- [What needs to be done]
Edit the material from the line with "point: [713, 105, 726, 118]" to the line with "x-tick-label: 40: [592, 441, 609, 459]" by changing every "y-tick-label" to "y-axis-tick", keeping everything else unchanged. Return only those lines.

Page element annotations
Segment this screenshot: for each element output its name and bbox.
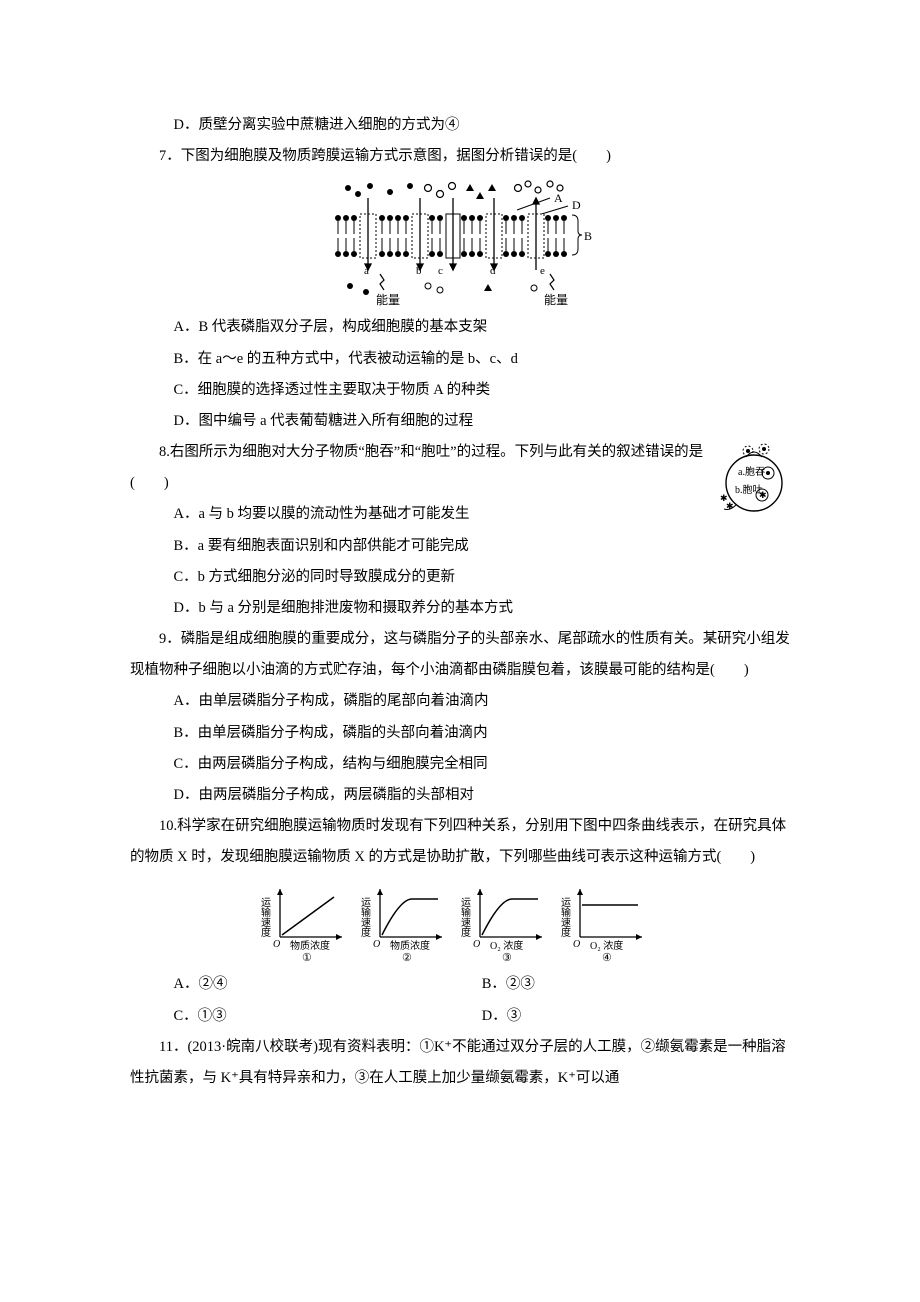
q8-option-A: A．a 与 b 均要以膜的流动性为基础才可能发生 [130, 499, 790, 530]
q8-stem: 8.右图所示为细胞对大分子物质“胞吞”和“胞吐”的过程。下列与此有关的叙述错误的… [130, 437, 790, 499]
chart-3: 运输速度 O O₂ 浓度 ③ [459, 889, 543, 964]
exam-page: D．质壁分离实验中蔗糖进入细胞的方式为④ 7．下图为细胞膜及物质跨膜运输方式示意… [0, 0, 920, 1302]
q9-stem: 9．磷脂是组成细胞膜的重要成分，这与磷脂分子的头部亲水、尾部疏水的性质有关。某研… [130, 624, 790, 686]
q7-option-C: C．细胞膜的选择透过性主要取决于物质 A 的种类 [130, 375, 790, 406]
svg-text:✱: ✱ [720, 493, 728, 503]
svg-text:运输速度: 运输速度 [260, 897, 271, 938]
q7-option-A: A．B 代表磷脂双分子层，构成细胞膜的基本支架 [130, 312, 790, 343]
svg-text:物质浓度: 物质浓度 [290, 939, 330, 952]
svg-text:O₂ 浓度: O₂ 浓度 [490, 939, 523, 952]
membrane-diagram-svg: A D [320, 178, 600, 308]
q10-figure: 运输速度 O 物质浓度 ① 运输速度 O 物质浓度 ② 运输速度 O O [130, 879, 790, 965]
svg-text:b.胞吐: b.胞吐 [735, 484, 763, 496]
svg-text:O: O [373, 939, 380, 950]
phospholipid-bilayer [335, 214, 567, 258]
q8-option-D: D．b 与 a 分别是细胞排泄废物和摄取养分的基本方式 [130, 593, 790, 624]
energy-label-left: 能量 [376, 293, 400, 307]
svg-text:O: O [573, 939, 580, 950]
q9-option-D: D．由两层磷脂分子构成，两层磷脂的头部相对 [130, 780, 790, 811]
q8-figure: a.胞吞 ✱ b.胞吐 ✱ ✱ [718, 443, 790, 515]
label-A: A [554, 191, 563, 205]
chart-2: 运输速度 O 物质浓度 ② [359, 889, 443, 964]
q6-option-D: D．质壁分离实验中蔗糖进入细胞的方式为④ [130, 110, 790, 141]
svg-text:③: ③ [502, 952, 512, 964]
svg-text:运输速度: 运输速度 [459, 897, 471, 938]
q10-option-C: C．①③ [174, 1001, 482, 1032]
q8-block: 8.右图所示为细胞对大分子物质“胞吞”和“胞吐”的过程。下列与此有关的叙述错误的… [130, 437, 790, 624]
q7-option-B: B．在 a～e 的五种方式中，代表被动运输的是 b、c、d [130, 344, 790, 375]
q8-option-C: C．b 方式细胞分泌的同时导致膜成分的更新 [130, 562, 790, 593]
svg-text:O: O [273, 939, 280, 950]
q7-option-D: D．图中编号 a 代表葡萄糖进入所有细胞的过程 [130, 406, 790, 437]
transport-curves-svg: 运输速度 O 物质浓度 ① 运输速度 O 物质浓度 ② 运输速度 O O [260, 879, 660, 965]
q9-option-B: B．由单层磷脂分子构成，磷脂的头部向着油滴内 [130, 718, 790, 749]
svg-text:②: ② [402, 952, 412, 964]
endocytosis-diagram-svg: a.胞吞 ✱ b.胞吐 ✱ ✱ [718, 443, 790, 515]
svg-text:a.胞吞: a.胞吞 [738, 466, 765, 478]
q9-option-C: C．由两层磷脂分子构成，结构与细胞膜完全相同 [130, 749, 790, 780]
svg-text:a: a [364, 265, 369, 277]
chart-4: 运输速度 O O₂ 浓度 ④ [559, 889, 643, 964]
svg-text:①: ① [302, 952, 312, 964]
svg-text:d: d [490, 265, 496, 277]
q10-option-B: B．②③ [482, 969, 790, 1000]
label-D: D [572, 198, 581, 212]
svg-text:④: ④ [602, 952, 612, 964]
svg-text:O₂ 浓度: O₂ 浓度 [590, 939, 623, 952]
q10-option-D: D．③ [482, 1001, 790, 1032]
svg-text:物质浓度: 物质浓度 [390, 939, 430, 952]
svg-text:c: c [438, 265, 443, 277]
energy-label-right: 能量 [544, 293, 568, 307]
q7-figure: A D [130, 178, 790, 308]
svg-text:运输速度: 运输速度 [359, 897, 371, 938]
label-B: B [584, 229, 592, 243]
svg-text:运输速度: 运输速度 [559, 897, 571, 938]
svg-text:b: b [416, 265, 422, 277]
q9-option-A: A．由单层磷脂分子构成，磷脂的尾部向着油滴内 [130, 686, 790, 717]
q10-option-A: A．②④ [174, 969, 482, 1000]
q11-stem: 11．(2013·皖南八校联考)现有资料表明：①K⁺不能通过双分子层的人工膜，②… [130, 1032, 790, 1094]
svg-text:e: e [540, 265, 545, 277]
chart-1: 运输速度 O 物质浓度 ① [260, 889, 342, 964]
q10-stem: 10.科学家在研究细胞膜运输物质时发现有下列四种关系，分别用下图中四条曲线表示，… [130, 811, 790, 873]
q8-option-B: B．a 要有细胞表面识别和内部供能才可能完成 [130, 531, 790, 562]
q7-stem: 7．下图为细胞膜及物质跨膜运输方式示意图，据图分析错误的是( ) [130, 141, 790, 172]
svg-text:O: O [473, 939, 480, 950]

--

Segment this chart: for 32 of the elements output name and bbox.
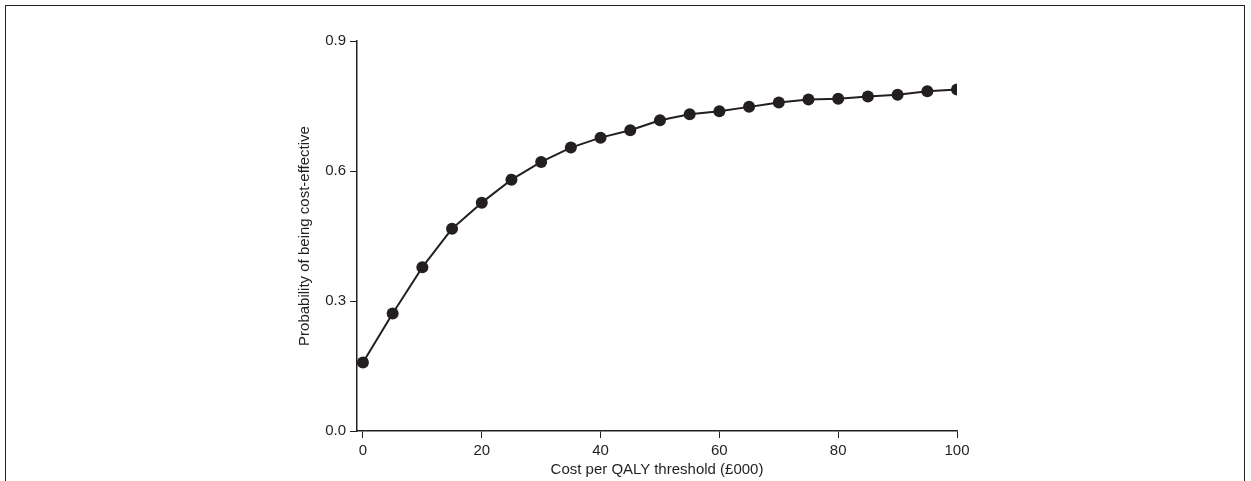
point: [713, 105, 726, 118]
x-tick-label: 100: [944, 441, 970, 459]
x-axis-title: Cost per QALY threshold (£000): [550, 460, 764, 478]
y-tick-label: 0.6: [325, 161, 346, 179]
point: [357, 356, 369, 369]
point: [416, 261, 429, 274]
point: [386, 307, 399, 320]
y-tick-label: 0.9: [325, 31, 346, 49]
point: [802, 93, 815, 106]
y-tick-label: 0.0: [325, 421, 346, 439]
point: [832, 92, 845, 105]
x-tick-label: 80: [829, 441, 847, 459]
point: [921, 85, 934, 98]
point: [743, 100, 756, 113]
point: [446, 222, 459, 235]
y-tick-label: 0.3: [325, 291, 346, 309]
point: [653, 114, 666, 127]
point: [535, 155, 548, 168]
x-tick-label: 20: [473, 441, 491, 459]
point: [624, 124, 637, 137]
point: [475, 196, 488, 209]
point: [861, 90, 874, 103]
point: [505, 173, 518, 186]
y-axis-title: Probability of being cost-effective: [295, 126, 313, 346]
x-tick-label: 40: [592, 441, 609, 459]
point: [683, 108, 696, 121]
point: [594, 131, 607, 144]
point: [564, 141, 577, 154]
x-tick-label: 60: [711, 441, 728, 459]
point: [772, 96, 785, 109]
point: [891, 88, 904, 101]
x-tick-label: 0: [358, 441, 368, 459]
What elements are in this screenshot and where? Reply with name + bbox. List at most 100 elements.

- [Result of the task]
point: [713, 105, 726, 118]
x-tick-label: 100: [944, 441, 970, 459]
x-axis-title: Cost per QALY threshold (£000): [550, 460, 764, 478]
y-axis-tick: 0.6: [325, 161, 346, 179]
point: [357, 356, 369, 369]
point: [416, 261, 429, 274]
point: [386, 307, 399, 320]
y-axis-tick: 0.9: [325, 31, 346, 49]
point: [802, 93, 815, 106]
y-axis-tick: 0.0: [325, 421, 346, 439]
point: [832, 92, 845, 105]
x-tick-label: 80: [829, 441, 847, 459]
point: [921, 85, 934, 98]
point: [743, 100, 756, 113]
point: [446, 222, 459, 235]
y-axis-tick: 0.3: [325, 291, 346, 309]
point: [653, 114, 666, 127]
point: [535, 155, 548, 168]
x-tick-label: 20: [473, 441, 491, 459]
point: [624, 124, 637, 137]
point: [475, 196, 488, 209]
point: [861, 90, 874, 103]
point: [505, 173, 518, 186]
y-axis-title: Probability of being cost-effective: [295, 126, 313, 346]
x-tick-label: 40: [592, 441, 609, 459]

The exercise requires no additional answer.